:: TASK DIRECTIONS ::
In the entries below, replace every "bullet-dot-icon" with "list-bullet-icon" and leave everything else unchanged.
*****
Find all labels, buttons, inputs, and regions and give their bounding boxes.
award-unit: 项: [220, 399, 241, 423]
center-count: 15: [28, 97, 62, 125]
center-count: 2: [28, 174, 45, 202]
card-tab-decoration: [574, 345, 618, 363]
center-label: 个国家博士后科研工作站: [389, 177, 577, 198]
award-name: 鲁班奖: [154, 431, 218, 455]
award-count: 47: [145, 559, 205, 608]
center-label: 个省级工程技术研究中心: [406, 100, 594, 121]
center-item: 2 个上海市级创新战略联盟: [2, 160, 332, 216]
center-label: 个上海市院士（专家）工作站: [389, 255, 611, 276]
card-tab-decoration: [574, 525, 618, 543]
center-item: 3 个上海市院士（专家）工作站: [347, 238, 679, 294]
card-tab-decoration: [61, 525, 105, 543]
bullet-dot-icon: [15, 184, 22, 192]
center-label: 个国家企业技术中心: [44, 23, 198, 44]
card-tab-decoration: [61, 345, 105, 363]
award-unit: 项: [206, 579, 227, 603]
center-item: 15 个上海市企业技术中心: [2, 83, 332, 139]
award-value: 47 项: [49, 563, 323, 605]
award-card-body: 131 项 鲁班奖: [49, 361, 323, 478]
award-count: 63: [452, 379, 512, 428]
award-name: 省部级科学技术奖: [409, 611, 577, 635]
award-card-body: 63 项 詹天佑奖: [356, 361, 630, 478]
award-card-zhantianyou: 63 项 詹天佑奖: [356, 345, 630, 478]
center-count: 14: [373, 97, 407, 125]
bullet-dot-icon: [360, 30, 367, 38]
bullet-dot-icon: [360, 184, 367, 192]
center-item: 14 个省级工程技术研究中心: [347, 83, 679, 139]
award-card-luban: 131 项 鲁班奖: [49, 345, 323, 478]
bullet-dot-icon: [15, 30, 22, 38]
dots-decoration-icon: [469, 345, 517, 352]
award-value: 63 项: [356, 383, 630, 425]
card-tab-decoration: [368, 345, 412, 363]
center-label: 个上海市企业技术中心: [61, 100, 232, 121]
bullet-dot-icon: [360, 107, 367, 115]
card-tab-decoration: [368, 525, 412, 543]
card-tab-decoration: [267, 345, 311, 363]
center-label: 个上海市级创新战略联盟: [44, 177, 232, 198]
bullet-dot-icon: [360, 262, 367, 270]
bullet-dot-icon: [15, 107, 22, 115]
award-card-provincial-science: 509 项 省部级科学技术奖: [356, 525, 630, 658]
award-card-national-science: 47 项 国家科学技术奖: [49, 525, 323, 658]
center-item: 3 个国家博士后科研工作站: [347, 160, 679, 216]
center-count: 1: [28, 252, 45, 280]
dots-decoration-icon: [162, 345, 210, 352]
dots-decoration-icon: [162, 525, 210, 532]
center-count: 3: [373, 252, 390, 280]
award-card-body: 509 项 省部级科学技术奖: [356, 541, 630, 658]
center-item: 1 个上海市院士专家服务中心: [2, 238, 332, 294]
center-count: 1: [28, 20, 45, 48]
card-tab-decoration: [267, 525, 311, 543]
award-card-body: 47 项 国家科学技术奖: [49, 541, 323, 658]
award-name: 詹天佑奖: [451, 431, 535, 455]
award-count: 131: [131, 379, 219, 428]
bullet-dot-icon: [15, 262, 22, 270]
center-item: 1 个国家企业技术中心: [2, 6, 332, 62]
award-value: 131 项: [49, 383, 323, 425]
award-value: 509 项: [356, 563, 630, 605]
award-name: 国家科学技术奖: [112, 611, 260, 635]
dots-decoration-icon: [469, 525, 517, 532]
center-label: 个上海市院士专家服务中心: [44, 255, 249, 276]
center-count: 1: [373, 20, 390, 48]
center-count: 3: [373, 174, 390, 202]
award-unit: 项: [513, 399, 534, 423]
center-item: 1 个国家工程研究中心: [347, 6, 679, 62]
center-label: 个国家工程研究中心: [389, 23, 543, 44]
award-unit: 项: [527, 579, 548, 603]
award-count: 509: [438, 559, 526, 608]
*****
:: OUTPUT ::
Find all labels, buttons, inputs, and regions and give their bounding boxes.
award-unit: 项: [220, 399, 241, 423]
center-count: 15: [28, 97, 62, 125]
center-count: 2: [28, 174, 45, 202]
card-tab-decoration: [574, 345, 618, 363]
center-label: 个国家博士后科研工作站: [389, 177, 577, 198]
award-name: 鲁班奖: [154, 431, 218, 455]
award-count: 47: [145, 559, 205, 608]
center-label: 个省级工程技术研究中心: [406, 100, 594, 121]
center-item: 2 个上海市级创新战略联盟: [2, 160, 332, 216]
center-label: 个上海市院士（专家）工作站: [389, 255, 611, 276]
card-tab-decoration: [574, 525, 618, 543]
center-item: 3 个上海市院士（专家）工作站: [347, 238, 679, 294]
card-tab-decoration: [61, 525, 105, 543]
list-bullet-icon: [15, 184, 22, 192]
center-label: 个国家企业技术中心: [44, 23, 198, 44]
card-tab-decoration: [61, 345, 105, 363]
award-unit: 项: [206, 579, 227, 603]
center-item: 15 个上海市企业技术中心: [2, 83, 332, 139]
award-value: 47 项: [49, 563, 323, 605]
award-card-body: 131 项 鲁班奖: [49, 361, 323, 478]
award-count: 63: [452, 379, 512, 428]
award-name: 省部级科学技术奖: [409, 611, 577, 635]
award-card-body: 63 项 詹天佑奖: [356, 361, 630, 478]
award-card-zhantianyou: 63 项 詹天佑奖: [356, 345, 630, 478]
center-count: 14: [373, 97, 407, 125]
list-bullet-icon: [360, 30, 367, 38]
list-bullet-icon: [360, 184, 367, 192]
center-item: 14 个省级工程技术研究中心: [347, 83, 679, 139]
award-card-luban: 131 项 鲁班奖: [49, 345, 323, 478]
list-bullet-icon: [15, 30, 22, 38]
dots-decoration-icon: [469, 345, 517, 352]
award-value: 63 项: [356, 383, 630, 425]
card-tab-decoration: [368, 345, 412, 363]
center-label: 个上海市企业技术中心: [61, 100, 232, 121]
list-bullet-icon: [360, 107, 367, 115]
card-tab-decoration: [368, 525, 412, 543]
card-tab-decoration: [267, 345, 311, 363]
center-label: 个上海市级创新战略联盟: [44, 177, 232, 198]
list-bullet-icon: [360, 262, 367, 270]
list-bullet-icon: [15, 107, 22, 115]
award-card-provincial-science: 509 项 省部级科学技术奖: [356, 525, 630, 658]
award-card-national-science: 47 项 国家科学技术奖: [49, 525, 323, 658]
center-item: 3 个国家博士后科研工作站: [347, 160, 679, 216]
center-count: 1: [28, 252, 45, 280]
dots-decoration-icon: [162, 345, 210, 352]
dots-decoration-icon: [162, 525, 210, 532]
center-count: 3: [373, 252, 390, 280]
award-card-body: 509 项 省部级科学技术奖: [356, 541, 630, 658]
center-item: 1 个上海市院士专家服务中心: [2, 238, 332, 294]
center-count: 1: [28, 20, 45, 48]
card-tab-decoration: [267, 525, 311, 543]
award-card-body: 47 项 国家科学技术奖: [49, 541, 323, 658]
award-name: 詹天佑奖: [451, 431, 535, 455]
award-count: 131: [131, 379, 219, 428]
list-bullet-icon: [15, 262, 22, 270]
center-item: 1 个国家企业技术中心: [2, 6, 332, 62]
award-value: 131 项: [49, 383, 323, 425]
award-value: 509 项: [356, 563, 630, 605]
award-name: 国家科学技术奖: [112, 611, 260, 635]
dots-decoration-icon: [469, 525, 517, 532]
center-label: 个上海市院士专家服务中心: [44, 255, 249, 276]
center-count: 1: [373, 20, 390, 48]
center-count: 3: [373, 174, 390, 202]
award-unit: 项: [513, 399, 534, 423]
center-item: 1 个国家工程研究中心: [347, 6, 679, 62]
center-label: 个国家工程研究中心: [389, 23, 543, 44]
award-unit: 项: [527, 579, 548, 603]
award-count: 509: [438, 559, 526, 608]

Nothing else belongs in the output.